* [Problem statement]:
Please copy out every one of the lines below word for word, omitting the pictures.

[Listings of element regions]
►

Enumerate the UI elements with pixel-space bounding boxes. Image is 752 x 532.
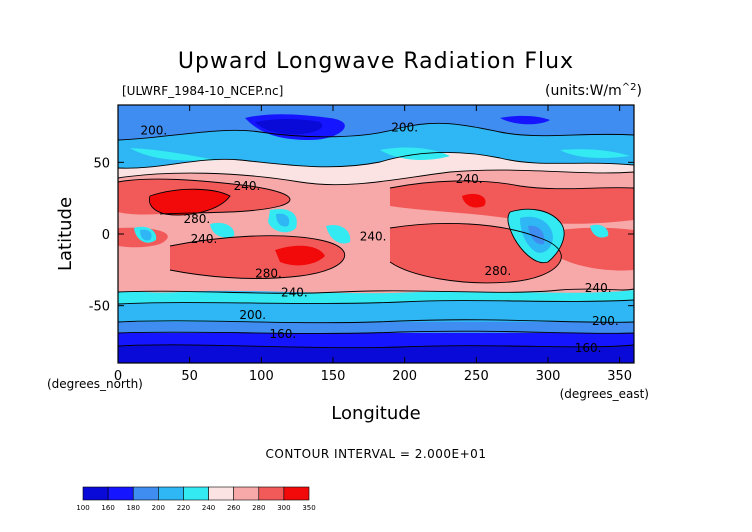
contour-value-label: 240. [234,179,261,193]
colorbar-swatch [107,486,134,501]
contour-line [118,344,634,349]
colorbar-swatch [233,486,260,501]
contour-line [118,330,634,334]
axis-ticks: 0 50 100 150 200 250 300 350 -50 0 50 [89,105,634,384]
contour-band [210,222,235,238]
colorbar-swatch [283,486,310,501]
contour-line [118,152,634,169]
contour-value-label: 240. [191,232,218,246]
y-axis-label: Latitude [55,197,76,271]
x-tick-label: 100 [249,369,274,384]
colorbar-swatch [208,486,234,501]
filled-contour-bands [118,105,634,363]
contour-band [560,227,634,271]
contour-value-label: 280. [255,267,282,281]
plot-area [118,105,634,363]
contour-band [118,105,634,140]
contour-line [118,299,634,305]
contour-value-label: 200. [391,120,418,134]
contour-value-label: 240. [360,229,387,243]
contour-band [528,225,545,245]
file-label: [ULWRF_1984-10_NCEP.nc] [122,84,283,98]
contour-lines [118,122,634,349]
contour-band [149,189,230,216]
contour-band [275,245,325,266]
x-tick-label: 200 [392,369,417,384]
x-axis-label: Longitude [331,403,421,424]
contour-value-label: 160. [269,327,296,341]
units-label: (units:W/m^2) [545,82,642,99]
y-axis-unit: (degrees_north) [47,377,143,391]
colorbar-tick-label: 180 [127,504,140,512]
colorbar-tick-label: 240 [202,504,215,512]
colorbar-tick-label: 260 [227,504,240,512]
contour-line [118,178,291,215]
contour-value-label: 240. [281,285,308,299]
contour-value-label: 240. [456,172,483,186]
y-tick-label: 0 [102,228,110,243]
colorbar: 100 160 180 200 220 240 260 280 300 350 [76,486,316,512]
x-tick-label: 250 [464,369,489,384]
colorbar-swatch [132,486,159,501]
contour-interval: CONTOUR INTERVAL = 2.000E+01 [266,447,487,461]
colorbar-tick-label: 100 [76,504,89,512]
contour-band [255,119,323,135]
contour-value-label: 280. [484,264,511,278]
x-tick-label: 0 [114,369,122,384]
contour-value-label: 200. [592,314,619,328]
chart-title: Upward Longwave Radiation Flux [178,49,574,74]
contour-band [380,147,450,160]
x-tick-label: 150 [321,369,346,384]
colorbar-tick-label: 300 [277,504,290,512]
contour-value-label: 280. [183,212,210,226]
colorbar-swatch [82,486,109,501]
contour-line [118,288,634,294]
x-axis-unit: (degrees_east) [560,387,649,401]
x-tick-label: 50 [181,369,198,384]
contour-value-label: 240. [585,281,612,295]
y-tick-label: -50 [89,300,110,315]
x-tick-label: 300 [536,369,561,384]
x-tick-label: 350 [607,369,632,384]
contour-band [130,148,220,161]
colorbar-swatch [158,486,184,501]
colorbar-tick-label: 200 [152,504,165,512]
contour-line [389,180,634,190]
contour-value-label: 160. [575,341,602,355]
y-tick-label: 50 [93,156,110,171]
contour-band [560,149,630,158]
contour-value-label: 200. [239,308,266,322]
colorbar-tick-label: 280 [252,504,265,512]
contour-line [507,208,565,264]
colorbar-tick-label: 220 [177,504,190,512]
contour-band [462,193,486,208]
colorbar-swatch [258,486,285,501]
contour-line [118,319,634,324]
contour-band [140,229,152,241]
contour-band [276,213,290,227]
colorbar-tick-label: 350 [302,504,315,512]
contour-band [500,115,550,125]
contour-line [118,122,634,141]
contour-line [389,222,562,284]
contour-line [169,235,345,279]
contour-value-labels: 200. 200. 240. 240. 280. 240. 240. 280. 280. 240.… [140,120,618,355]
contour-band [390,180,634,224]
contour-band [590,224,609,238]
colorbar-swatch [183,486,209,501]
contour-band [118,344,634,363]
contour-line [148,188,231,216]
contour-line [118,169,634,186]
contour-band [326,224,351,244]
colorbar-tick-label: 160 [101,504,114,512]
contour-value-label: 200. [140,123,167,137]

◄

* [Reply to the exercise]:
Enumerate the UI elements with pixel-space bounding boxes. Image is 752 x 532.
contour-value-label: 240. [234,179,261,193]
colorbar-swatch [107,486,134,501]
contour-line [118,344,634,349]
colorbar-swatch [233,486,260,501]
contour-line [118,330,634,334]
axis-ticks: 0 50 100 150 200 250 300 350 -50 0 50 [89,105,634,384]
contour-band [210,222,235,238]
colorbar-swatch [283,486,310,501]
contour-line [118,152,634,169]
contour-value-label: 240. [191,232,218,246]
y-axis-label: Latitude [55,197,76,271]
x-tick-label: 100 [249,369,274,384]
colorbar-swatch [208,486,234,501]
filled-contour-bands [118,105,634,363]
contour-band [560,227,634,271]
contour-value-label: 280. [255,267,282,281]
plot-area [118,105,634,363]
contour-band [118,105,634,140]
contour-line [118,299,634,305]
contour-value-label: 200. [391,120,418,134]
contour-value-label: 240. [360,229,387,243]
contour-band [528,225,545,245]
file-label: [ULWRF_1984-10_NCEP.nc] [122,84,283,98]
contour-lines [118,122,634,349]
contour-band [149,189,230,216]
contour-band [275,245,325,266]
x-tick-label: 200 [392,369,417,384]
x-axis-label: Longitude [331,403,421,424]
contour-value-label: 160. [269,327,296,341]
units-label: (units:W/m^2) [545,82,642,99]
y-axis-unit: (degrees_north) [47,377,143,391]
colorbar-tick-label: 180 [127,504,140,512]
colorbar-tick-label: 240 [202,504,215,512]
colorbar-tick-label: 260 [227,504,240,512]
contour-line [118,178,291,215]
contour-value-label: 240. [281,285,308,299]
contour-value-label: 240. [456,172,483,186]
y-tick-label: 0 [102,228,110,243]
colorbar: 100 160 180 200 220 240 260 280 300 350 [76,486,316,512]
x-tick-label: 250 [464,369,489,384]
colorbar-swatch [132,486,159,501]
contour-interval: CONTOUR INTERVAL = 2.000E+01 [266,447,487,461]
colorbar-tick-label: 100 [76,504,89,512]
contour-band [255,119,323,135]
contour-value-label: 280. [484,264,511,278]
x-tick-label: 0 [114,369,122,384]
contour-value-label: 200. [592,314,619,328]
chart-title: Upward Longwave Radiation Flux [178,49,574,74]
contour-band [380,147,450,160]
x-tick-label: 150 [321,369,346,384]
colorbar-tick-label: 300 [277,504,290,512]
contour-value-label: 280. [183,212,210,226]
colorbar-swatch [82,486,109,501]
contour-line [118,288,634,294]
x-axis-unit: (degrees_east) [560,387,649,401]
x-tick-label: 50 [181,369,198,384]
contour-value-label: 240. [585,281,612,295]
y-tick-label: -50 [89,300,110,315]
x-tick-label: 300 [536,369,561,384]
x-tick-label: 350 [607,369,632,384]
contour-band [130,148,220,161]
colorbar-swatch [158,486,184,501]
colorbar-tick-label: 200 [152,504,165,512]
contour-line [389,180,634,190]
contour-value-label: 160. [575,341,602,355]
y-tick-label: 50 [93,156,110,171]
contour-band [560,149,630,158]
contour-value-label: 200. [239,308,266,322]
colorbar-tick-label: 280 [252,504,265,512]
contour-line [507,208,565,264]
colorbar-tick-label: 220 [177,504,190,512]
contour-band [462,193,486,208]
colorbar-swatch [258,486,285,501]
contour-line [118,319,634,324]
contour-band [140,229,152,241]
contour-band [276,213,290,227]
colorbar-tick-label: 350 [302,504,315,512]
contour-band [500,115,550,125]
contour-line [118,122,634,141]
contour-line [389,222,562,284]
contour-line [169,235,345,279]
contour-value-labels: 200. 200. 240. 240. 280. 240. 240. 280. 280. 240.… [140,120,618,355]
contour-band [390,180,634,224]
contour-band [590,224,609,238]
colorbar-swatch [183,486,209,501]
contour-band [118,344,634,363]
contour-line [148,188,231,216]
contour-line [118,169,634,186]
contour-band [326,224,351,244]
colorbar-tick-label: 160 [101,504,114,512]
contour-value-label: 200. [140,123,167,137]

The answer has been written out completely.